(Entries taken from a collection)

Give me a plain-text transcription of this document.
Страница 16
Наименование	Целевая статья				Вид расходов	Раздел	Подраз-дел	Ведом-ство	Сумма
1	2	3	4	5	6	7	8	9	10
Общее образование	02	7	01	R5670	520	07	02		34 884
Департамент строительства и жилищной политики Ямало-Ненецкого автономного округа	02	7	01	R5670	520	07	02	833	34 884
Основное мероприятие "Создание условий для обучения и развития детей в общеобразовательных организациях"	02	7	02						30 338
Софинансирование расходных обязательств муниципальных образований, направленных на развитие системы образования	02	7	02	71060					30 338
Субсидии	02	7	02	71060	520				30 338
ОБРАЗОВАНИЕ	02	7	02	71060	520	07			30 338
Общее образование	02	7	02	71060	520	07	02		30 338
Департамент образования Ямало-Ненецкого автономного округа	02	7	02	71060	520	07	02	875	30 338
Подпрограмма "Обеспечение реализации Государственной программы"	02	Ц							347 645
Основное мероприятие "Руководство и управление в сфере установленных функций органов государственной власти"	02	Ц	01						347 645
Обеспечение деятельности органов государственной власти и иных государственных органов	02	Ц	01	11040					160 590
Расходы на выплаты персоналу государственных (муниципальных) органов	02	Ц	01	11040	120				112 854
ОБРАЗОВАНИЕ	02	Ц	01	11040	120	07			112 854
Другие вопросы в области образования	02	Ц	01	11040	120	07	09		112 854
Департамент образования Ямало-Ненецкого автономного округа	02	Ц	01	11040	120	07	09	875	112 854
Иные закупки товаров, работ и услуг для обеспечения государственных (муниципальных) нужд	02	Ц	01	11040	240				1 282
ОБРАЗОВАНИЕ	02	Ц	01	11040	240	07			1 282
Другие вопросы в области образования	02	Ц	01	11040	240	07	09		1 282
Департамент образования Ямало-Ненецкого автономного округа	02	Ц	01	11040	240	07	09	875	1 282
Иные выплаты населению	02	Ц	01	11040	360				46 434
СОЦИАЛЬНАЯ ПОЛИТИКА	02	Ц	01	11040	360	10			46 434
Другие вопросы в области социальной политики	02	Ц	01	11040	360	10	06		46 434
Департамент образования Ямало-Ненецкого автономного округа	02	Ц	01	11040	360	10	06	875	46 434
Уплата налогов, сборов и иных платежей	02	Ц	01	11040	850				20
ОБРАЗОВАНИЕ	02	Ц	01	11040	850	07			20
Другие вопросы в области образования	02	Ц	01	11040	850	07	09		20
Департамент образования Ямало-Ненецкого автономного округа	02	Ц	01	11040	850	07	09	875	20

= Set task =
Working from the material above, retype it in its entirety without change.

= Task response =
Give me a plain-text transcription of this document.
Страница 16
Наименование	Целевая статья				Вид расходов	Раздел	Подраз-дел	Ведом-ство	Сумма
1	2	3	4	5	6	7	8	9	10
Общее образование	02	7	01	R5670	520	07	02		34 884
Департамент строительства и жилищной политики Ямало-Ненецкого автономного округа	02	7	01	R5670	520	07	02	833	34 884
Основное мероприятие "Создание условий для обучения и развития детей в общеобразовательных организациях"	02	7	02						30 338
Софинансирование расходных обязательств муниципальных образований, направленных на развитие системы образования	02	7	02	71060					30 338
Субсидии	02	7	02	71060	520				30 338
ОБРАЗОВАНИЕ	02	7	02	71060	520	07			30 338
Общее образование	02	7	02	71060	520	07	02		30 338
Департамент образования Ямало-Ненецкого автономного округа	02	7	02	71060	520	07	02	875	30 338
Подпрограмма "Обеспечение реализации Государственной программы"	02	Ц							347 645
Основное мероприятие "Руководство и управление в сфере установленных функций органов государственной власти"	02	Ц	01						347 645
Обеспечение деятельности органов государственной власти и иных государственных органов	02	Ц	01	11040					160 590
Расходы на выплаты персоналу государственных (муниципальных) органов	02	Ц	01	11040	120				112 854
ОБРАЗОВАНИЕ	02	Ц	01	11040	120	07			112 854
Другие вопросы в области образования	02	Ц	01	11040	120	07	09		112 854
Департамент образования Ямало-Ненецкого автономного округа	02	Ц	01	11040	120	07	09	875	112 854
Иные закупки товаров, работ и услуг для обеспечения государственных (муниципальных) нужд	02	Ц	01	11040	240				1 282
ОБРАЗОВАНИЕ	02	Ц	01	11040	240	07			1 282
Другие вопросы в области образования	02	Ц	01	11040	240	07	09		1 282
Департамент образования Ямало-Ненецкого автономного округа	02	Ц	01	11040	240	07	09	875	1 282
Иные выплаты населению	02	Ц	01	11040	360				46 434
СОЦИАЛЬНАЯ ПОЛИТИКА	02	Ц	01	11040	360	10			46 434
Другие вопросы в области социальной политики	02	Ц	01	11040	360	10	06		46 434
Департамент образования Ямало-Ненецкого автономного округа	02	Ц	01	11040	360	10	06	875	46 434
Уплата налогов, сборов и иных платежей	02	Ц	01	11040	850				20
ОБРАЗОВАНИЕ	02	Ц	01	11040	850	07			20
Другие вопросы в области образования	02	Ц	01	11040	850	07	09		20
Департамент образования Ямало-Ненецкого автономного округа	02	Ц	01	11040	850	07	09	875	20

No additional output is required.